[Collected data]
[Begin]

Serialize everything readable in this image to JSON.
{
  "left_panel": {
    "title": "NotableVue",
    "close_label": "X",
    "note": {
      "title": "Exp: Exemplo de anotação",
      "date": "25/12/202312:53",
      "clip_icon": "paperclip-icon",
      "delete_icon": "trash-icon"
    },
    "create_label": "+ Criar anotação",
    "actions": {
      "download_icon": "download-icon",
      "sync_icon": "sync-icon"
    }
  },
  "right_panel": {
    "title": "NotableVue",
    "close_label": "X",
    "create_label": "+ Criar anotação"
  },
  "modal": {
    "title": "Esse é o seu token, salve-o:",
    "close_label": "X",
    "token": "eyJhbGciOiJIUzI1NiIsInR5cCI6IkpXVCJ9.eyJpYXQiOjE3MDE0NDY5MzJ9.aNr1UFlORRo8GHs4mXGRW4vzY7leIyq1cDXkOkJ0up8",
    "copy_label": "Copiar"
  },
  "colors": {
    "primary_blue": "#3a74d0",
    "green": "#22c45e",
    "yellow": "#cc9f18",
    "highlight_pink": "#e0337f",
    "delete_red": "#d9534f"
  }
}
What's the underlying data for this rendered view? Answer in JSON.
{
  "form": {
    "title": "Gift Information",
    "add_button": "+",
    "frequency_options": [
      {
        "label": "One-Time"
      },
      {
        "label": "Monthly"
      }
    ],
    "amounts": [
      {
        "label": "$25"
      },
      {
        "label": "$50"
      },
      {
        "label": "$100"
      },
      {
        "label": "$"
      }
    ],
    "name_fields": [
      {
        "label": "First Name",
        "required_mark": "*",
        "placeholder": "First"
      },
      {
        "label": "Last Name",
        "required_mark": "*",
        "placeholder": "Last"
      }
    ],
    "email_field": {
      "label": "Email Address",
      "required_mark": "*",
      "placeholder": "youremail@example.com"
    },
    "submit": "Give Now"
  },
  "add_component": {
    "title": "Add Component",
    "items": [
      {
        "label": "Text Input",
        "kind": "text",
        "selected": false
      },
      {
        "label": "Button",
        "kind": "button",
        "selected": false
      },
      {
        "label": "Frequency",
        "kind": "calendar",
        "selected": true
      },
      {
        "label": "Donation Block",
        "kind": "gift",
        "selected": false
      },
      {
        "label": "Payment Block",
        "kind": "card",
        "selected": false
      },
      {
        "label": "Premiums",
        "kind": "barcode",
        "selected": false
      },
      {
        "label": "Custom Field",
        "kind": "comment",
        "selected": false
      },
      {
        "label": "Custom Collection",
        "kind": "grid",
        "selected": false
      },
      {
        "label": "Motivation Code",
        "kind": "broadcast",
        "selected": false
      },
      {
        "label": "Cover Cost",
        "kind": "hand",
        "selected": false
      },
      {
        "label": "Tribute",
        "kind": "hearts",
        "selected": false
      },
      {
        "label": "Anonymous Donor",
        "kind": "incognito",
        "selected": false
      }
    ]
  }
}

[End]

- **THE PROBLEM**
Print the material verbatim, all of it.

- **CORRECT OUTPUT**
Serialize everything readable in this image to JSON.
{
  "left_panel": {
    "title": "NotableVue",
    "close_label": "X",
    "note": {
      "title": "Exp: Exemplo de anotação",
      "date": "25/12/202312:53",
      "clip_icon": "paperclip-icon",
      "delete_icon": "trash-icon"
    },
    "create_label": "+ Criar anotação",
    "actions": {
      "download_icon": "download-icon",
      "sync_icon": "sync-icon"
    }
  },
  "right_panel": {
    "title": "NotableVue",
    "close_label": "X",
    "create_label": "+ Criar anotação"
  },
  "modal": {
    "title": "Esse é o seu token, salve-o:",
    "close_label": "X",
    "token": "eyJhbGciOiJIUzI1NiIsInR5cCI6IkpXVCJ9.eyJpYXQiOjE3MDE0NDY5MzJ9.aNr1UFlORRo8GHs4mXGRW4vzY7leIyq1cDXkOkJ0up8",
    "copy_label": "Copiar"
  },
  "colors": {
    "primary_blue": "#3a74d0",
    "green": "#22c45e",
    "yellow": "#cc9f18",
    "highlight_pink": "#e0337f",
    "delete_red": "#d9534f"
  }
}
What's the underlying data for this rendered view? Answer in JSON.
{
  "form": {
    "title": "Gift Information",
    "add_button": "+",
    "frequency_options": [
      {
        "label": "One-Time"
      },
      {
        "label": "Monthly"
      }
    ],
    "amounts": [
      {
        "label": "$25"
      },
      {
        "label": "$50"
      },
      {
        "label": "$100"
      },
      {
        "label": "$"
      }
    ],
    "name_fields": [
      {
        "label": "First Name",
        "required_mark": "*",
        "placeholder": "First"
      },
      {
        "label": "Last Name",
        "required_mark": "*",
        "placeholder": "Last"
      }
    ],
    "email_field": {
      "label": "Email Address",
      "required_mark": "*",
      "placeholder": "youremail@example.com"
    },
    "submit": "Give Now"
  },
  "add_component": {
    "title": "Add Component",
    "items": [
      {
        "label": "Text Input",
        "kind": "text",
        "selected": false
      },
      {
        "label": "Button",
        "kind": "button",
        "selected": false
      },
      {
        "label": "Frequency",
        "kind": "calendar",
        "selected": true
      },
      {
        "label": "Donation Block",
        "kind": "gift",
        "selected": false
      },
      {
        "label": "Payment Block",
        "kind": "card",
        "selected": false
      },
      {
        "label": "Premiums",
        "kind": "barcode",
        "selected": false
      },
      {
        "label": "Custom Field",
        "kind": "comment",
        "selected": false
      },
      {
        "label": "Custom Collection",
        "kind": "grid",
        "selected": false
      },
      {
        "label": "Motivation Code",
        "kind": "broadcast",
        "selected": false
      },
      {
        "label": "Cover Cost",
        "kind": "hand",
        "selected": false
      },
      {
        "label": "Tribute",
        "kind": "hearts",
        "selected": false
      },
      {
        "label": "Anonymous Donor",
        "kind": "incognito",
        "selected": false
      }
    ]
  }
}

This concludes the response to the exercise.